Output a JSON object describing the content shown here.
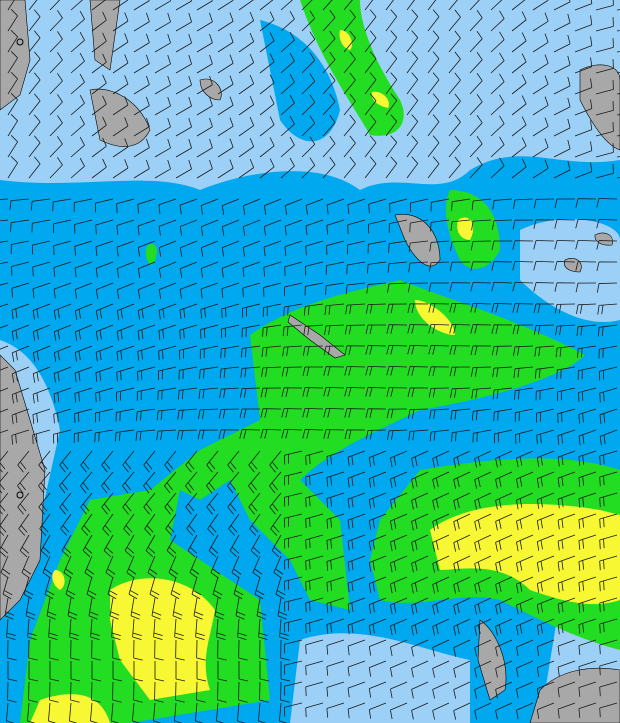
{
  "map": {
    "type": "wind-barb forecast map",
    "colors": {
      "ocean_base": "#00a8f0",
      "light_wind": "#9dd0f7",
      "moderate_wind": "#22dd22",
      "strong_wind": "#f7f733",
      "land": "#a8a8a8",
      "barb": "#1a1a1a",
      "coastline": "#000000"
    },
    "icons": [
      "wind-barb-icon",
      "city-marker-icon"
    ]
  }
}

--- --- ---

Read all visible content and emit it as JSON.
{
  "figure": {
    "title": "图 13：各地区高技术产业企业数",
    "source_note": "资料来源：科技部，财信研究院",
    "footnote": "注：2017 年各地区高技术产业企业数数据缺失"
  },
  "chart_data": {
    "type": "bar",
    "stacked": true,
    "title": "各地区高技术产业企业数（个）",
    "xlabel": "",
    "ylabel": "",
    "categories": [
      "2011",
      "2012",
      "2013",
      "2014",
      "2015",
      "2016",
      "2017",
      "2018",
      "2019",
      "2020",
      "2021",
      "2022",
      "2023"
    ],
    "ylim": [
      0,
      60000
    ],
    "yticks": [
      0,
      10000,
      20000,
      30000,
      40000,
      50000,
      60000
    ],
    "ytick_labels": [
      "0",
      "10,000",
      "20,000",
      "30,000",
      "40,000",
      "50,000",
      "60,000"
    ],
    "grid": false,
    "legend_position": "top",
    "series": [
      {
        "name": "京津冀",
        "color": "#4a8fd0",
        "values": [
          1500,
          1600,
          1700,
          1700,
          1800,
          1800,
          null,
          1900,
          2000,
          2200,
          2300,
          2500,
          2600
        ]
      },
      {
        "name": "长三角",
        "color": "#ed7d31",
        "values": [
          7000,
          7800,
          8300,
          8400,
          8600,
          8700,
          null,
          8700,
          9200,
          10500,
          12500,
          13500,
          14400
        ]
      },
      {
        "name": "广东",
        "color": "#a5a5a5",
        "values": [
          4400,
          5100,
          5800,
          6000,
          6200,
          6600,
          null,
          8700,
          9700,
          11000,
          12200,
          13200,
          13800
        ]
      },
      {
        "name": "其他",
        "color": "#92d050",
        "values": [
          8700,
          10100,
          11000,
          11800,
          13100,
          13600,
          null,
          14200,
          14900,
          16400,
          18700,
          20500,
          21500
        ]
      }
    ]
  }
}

--- --- ---

### STATED PROBLEM
Locate all lines in the listing above with the word "barb". Copy them.

### RESPONSE
    "type": "wind-barb forecast map",
      "barb": "#1a1a1a",
      "wind-barb-icon",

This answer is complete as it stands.